■ Exercise requirements: Write out all the entries word for word, but skip any images.

■ Information provided:
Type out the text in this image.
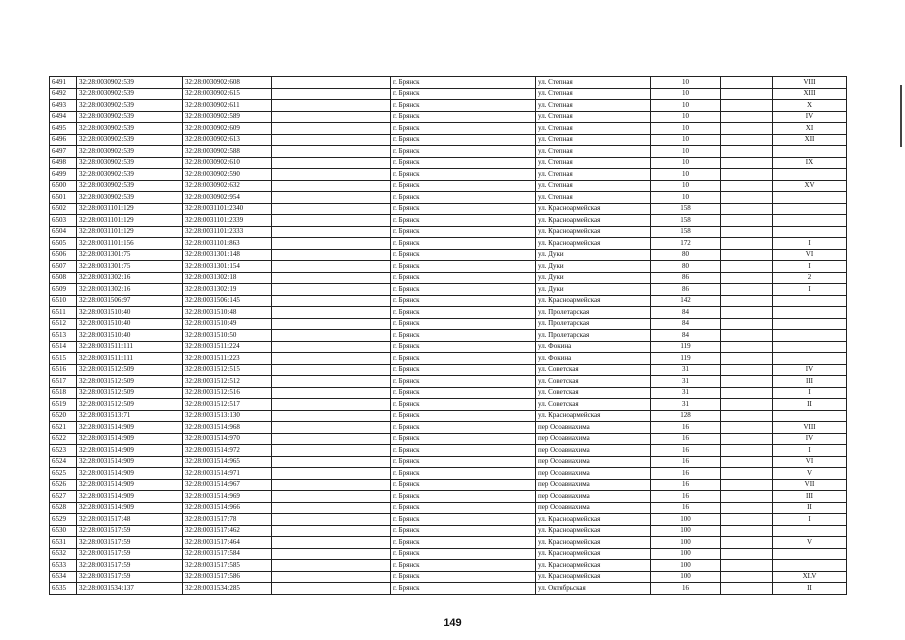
6491	32:28:0030902:539	32:28:0030902:608		г. Брянск	ул. Степная	10		VIII
6492	32:28:0030902:539	32:28:0030902:615		г. Брянск	ул. Степная	10		XIII
6493	32:28:0030902:539	32:28:0030902:611		г. Брянск	ул. Степная	10		X
6494	32:28:0030902:539	32:28:0030902:589		г. Брянск	ул. Степная	10		IV
6495	32:28:0030902:539	32:28:0030902:609		г. Брянск	ул. Степная	10		XI
6496	32:28:0030902:539	32:28:0030902:613		г. Брянск	ул. Степная	10		XII
6497	32:28:0030902:539	32:28:0030902:588		г. Брянск	ул. Степная	10		
6498	32:28:0030902:539	32:28:0030902:610		г. Брянск	ул. Степная	10		IX
6499	32:28:0030902:539	32:28:0030902:590		г. Брянск	ул. Степная	10		
6500	32:28:0030902:539	32:28:0030902:632		г. Брянск	ул. Степная	10		XV
6501	32:28:0030902:539	32:28:0030902:954		г. Брянск	ул. Степная	10		
6502	32:28:0031101:129	32:28:0031101:2340		г. Брянск	ул. Красноармейская	158		
6503	32:28:0031101:129	32:28:0031101:2339		г. Брянск	ул. Красноармейская	158		
6504	32:28:0031101:129	32:28:0031101:2333		г. Брянск	ул. Красноармейская	158		
6505	32:28:0031101:156	32:28:0031101:863		г. Брянск	ул. Красноармейская	172		I
6506	32:28:0031301:75	32:28:0031301:148		г. Брянск	ул. Дуки	80		VI
6507	32:28:0031301:75	32:28:0031301:154		г. Брянск	ул. Дуки	80		I
6508	32:28:0031302:16	32:28:0031302:18		г. Брянск	ул. Дуки	86		2
6509	32:28:0031302:16	32:28:0031302:19		г. Брянск	ул. Дуки	86		I
6510	32:28:0031506:97	32:28:0031506:145		г. Брянск	ул. Красноармейская	142		
6511	32:28:0031510:40	32:28:0031510:48		г. Брянск	ул. Пролетарская	84		
6512	32:28:0031510:40	32:28:0031510:49		г. Брянск	ул. Пролетарская	84		
6513	32:28:0031510:40	32:28:0031510:50		г. Брянск	ул. Пролетарская	84		
6514	32:28:0031511:111	32:28:0031511:224		г. Брянск	ул. Фокина	119		
6515	32:28:0031511:111	32:28:0031511:223		г. Брянск	ул. Фокина	119		
6516	32:28:0031512:509	32:28:0031512:515		г. Брянск	ул. Советская	31		IV
6517	32:28:0031512:509	32:28:0031512:512		г. Брянск	ул. Советская	31		III
6518	32:28:0031512:509	32:28:0031512:516		г. Брянск	ул. Советская	31		I
6519	32:28:0031512:509	32:28:0031512:517		г. Брянск	ул. Советская	31		II
6520	32:28:0031513:71	32:28:0031513:130		г. Брянск	ул. Красноармейская	128		
6521	32:28:0031514:909	32:28:0031514:968		г. Брянск	пер Осоавиахима	16		VIII
6522	32:28:0031514:909	32:28:0031514:970		г. Брянск	пер Осоавиахима	16		IV
6523	32:28:0031514:909	32:28:0031514:972		г. Брянск	пер Осоавиахима	16		I
6524	32:28:0031514:909	32:28:0031514:965		г. Брянск	пер Осоавиахима	16		VI
6525	32:28:0031514:909	32:28:0031514:971		г. Брянск	пер Осоавиахима	16		V
6526	32:28:0031514:909	32:28:0031514:967		г. Брянск	пер Осоавиахима	16		VII
6527	32:28:0031514:909	32:28:0031514:969		г. Брянск	пер Осоавиахима	16		III
6528	32:28:0031514:909	32:28:0031514:966		г. Брянск	пер Осоавиахима	16		II
6529	32:28:0031517:48	32:28:0031517:78		г. Брянск	ул. Красноармейская	100		I
6530	32:28:0031517:59	32:28:0031517:462		г. Брянск	ул. Красноармейская	100		
6531	32:28:0031517:59	32:28:0031517:464		г. Брянск	ул. Красноармейская	100		V
6532	32:28:0031517:59	32:28:0031517:584		г. Брянск	ул. Красноармейская	100		
6533	32:28:0031517:59	32:28:0031517:585		г. Брянск	ул. Красноармейская	100		
6534	32:28:0031517:59	32:28:0031517:586		г. Брянск	ул. Красноармейская	100		XLV
6535	32:28:0031534:137	32:28:0031534:285		г. Брянск	ул. Октябрьская	16		II
149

■ Exercise solution:
Type out the text in this image.
6491	32:28:0030902:539	32:28:0030902:608		г. Брянск	ул. Степная	10		VIII
6492	32:28:0030902:539	32:28:0030902:615		г. Брянск	ул. Степная	10		XIII
6493	32:28:0030902:539	32:28:0030902:611		г. Брянск	ул. Степная	10		X
6494	32:28:0030902:539	32:28:0030902:589		г. Брянск	ул. Степная	10		IV
6495	32:28:0030902:539	32:28:0030902:609		г. Брянск	ул. Степная	10		XI
6496	32:28:0030902:539	32:28:0030902:613		г. Брянск	ул. Степная	10		XII
6497	32:28:0030902:539	32:28:0030902:588		г. Брянск	ул. Степная	10		
6498	32:28:0030902:539	32:28:0030902:610		г. Брянск	ул. Степная	10		IX
6499	32:28:0030902:539	32:28:0030902:590		г. Брянск	ул. Степная	10		
6500	32:28:0030902:539	32:28:0030902:632		г. Брянск	ул. Степная	10		XV
6501	32:28:0030902:539	32:28:0030902:954		г. Брянск	ул. Степная	10		
6502	32:28:0031101:129	32:28:0031101:2340		г. Брянск	ул. Красноармейская	158		
6503	32:28:0031101:129	32:28:0031101:2339		г. Брянск	ул. Красноармейская	158		
6504	32:28:0031101:129	32:28:0031101:2333		г. Брянск	ул. Красноармейская	158		
6505	32:28:0031101:156	32:28:0031101:863		г. Брянск	ул. Красноармейская	172		I
6506	32:28:0031301:75	32:28:0031301:148		г. Брянск	ул. Дуки	80		VI
6507	32:28:0031301:75	32:28:0031301:154		г. Брянск	ул. Дуки	80		I
6508	32:28:0031302:16	32:28:0031302:18		г. Брянск	ул. Дуки	86		2
6509	32:28:0031302:16	32:28:0031302:19		г. Брянск	ул. Дуки	86		I
6510	32:28:0031506:97	32:28:0031506:145		г. Брянск	ул. Красноармейская	142		
6511	32:28:0031510:40	32:28:0031510:48		г. Брянск	ул. Пролетарская	84		
6512	32:28:0031510:40	32:28:0031510:49		г. Брянск	ул. Пролетарская	84		
6513	32:28:0031510:40	32:28:0031510:50		г. Брянск	ул. Пролетарская	84		
6514	32:28:0031511:111	32:28:0031511:224		г. Брянск	ул. Фокина	119		
6515	32:28:0031511:111	32:28:0031511:223		г. Брянск	ул. Фокина	119		
6516	32:28:0031512:509	32:28:0031512:515		г. Брянск	ул. Советская	31		IV
6517	32:28:0031512:509	32:28:0031512:512		г. Брянск	ул. Советская	31		III
6518	32:28:0031512:509	32:28:0031512:516		г. Брянск	ул. Советская	31		I
6519	32:28:0031512:509	32:28:0031512:517		г. Брянск	ул. Советская	31		II
6520	32:28:0031513:71	32:28:0031513:130		г. Брянск	ул. Красноармейская	128		
6521	32:28:0031514:909	32:28:0031514:968		г. Брянск	пер Осоавиахима	16		VIII
6522	32:28:0031514:909	32:28:0031514:970		г. Брянск	пер Осоавиахима	16		IV
6523	32:28:0031514:909	32:28:0031514:972		г. Брянск	пер Осоавиахима	16		I
6524	32:28:0031514:909	32:28:0031514:965		г. Брянск	пер Осоавиахима	16		VI
6525	32:28:0031514:909	32:28:0031514:971		г. Брянск	пер Осоавиахима	16		V
6526	32:28:0031514:909	32:28:0031514:967		г. Брянск	пер Осоавиахима	16		VII
6527	32:28:0031514:909	32:28:0031514:969		г. Брянск	пер Осоавиахима	16		III
6528	32:28:0031514:909	32:28:0031514:966		г. Брянск	пер Осоавиахима	16		II
6529	32:28:0031517:48	32:28:0031517:78		г. Брянск	ул. Красноармейская	100		I
6530	32:28:0031517:59	32:28:0031517:462		г. Брянск	ул. Красноармейская	100		
6531	32:28:0031517:59	32:28:0031517:464		г. Брянск	ул. Красноармейская	100		V
6532	32:28:0031517:59	32:28:0031517:584		г. Брянск	ул. Красноармейская	100		
6533	32:28:0031517:59	32:28:0031517:585		г. Брянск	ул. Красноармейская	100		
6534	32:28:0031517:59	32:28:0031517:586		г. Брянск	ул. Красноармейская	100		XLV
6535	32:28:0031534:137	32:28:0031534:285		г. Брянск	ул. Октябрьская	16		II
149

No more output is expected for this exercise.